** Exercise details **
Restate each of the lines below word for word and drop every picture.

>> begin Extracted information

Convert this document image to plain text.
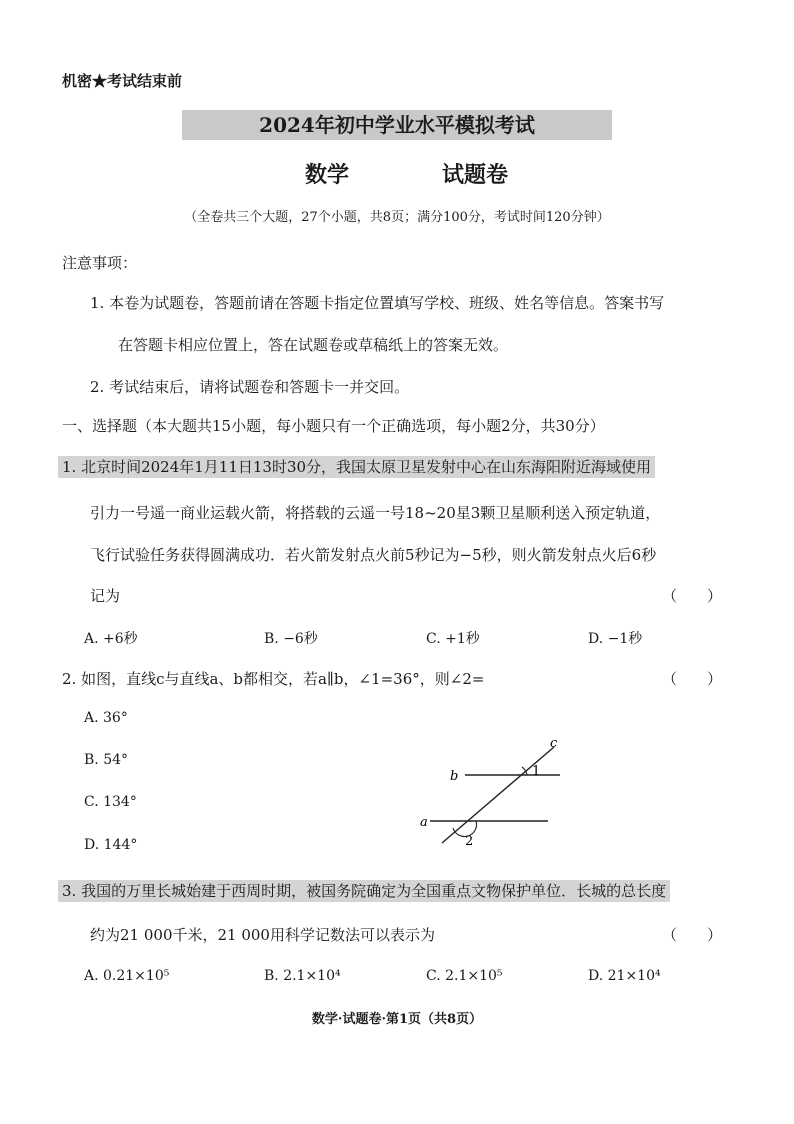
机密★考试结束前
2024年初中学业水平模拟考试
数学	试题卷
（全卷共三个大题，27个小题，共8页；满分100分，考试时间120分钟）
注意事项：
1. 本卷为试题卷，答题前请在答题卡指定位置填写学校、班级、姓名等信息。答案书写
在答题卡相应位置上，答在试题卷或草稿纸上的答案无效。
2. 考试结束后，请将试题卷和答题卡一并交回。
一、选择题（本大题共15小题，每小题只有一个正确选项，每小题2分，共30分）
1. 北京时间2024年1月11日13时30分，我国太原卫星发射中心在山东海阳附近海域使用
引力一号遥一商业运载火箭，将搭载的云遥一号18~20星3颗卫星顺利送入预定轨道，
飞行试验任务获得圆满成功．若火箭发射点火前5秒记为−5秒，则火箭发射点火后6秒
记为	（　　）
A. +6秒	B. −6秒	C. +1秒	D. −1秒
2. 如图，直线c与直线a、b都相交，若a∥b，∠1=36°，则∠2=	（　　）
A. 36°
B. 54°
C. 134°
D. 144°
b
a
c
1
2
3. 我国的万里长城始建于西周时期，被国务院确定为全国重点文物保护单位．长城的总长度
约为21 000千米，21 000用科学记数法可以表示为	（　　）
A. 0.21×10⁵	B. 2.1×10⁴	C. 2.1×10⁵	D. 21×10⁴
数学·试题卷·第1页（共8页）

>> end Extracted information

** Output for this task **
Convert this document image to plain text.
机密★考试结束前
2024年初中学业水平模拟考试
数学	试题卷
（全卷共三个大题，27个小题，共8页；满分100分，考试时间120分钟）
注意事项：
1. 本卷为试题卷，答题前请在答题卡指定位置填写学校、班级、姓名等信息。答案书写
在答题卡相应位置上，答在试题卷或草稿纸上的答案无效。
2. 考试结束后，请将试题卷和答题卡一并交回。
一、选择题（本大题共15小题，每小题只有一个正确选项，每小题2分，共30分）
1. 北京时间2024年1月11日13时30分，我国太原卫星发射中心在山东海阳附近海域使用
引力一号遥一商业运载火箭，将搭载的云遥一号18~20星3颗卫星顺利送入预定轨道，
飞行试验任务获得圆满成功．若火箭发射点火前5秒记为−5秒，则火箭发射点火后6秒
记为	（　　）
A. +6秒	B. −6秒	C. +1秒	D. −1秒
2. 如图，直线c与直线a、b都相交，若a∥b，∠1=36°，则∠2=	（　　）
A. 36°
B. 54°
C. 134°
D. 144°
b
a
c
1
2
3. 我国的万里长城始建于西周时期，被国务院确定为全国重点文物保护单位．长城的总长度
约为21 000千米，21 000用科学记数法可以表示为	（　　）
A. 0.21×10⁵	B. 2.1×10⁴	C. 2.1×10⁵	D. 21×10⁴
数学·试题卷·第1页（共8页）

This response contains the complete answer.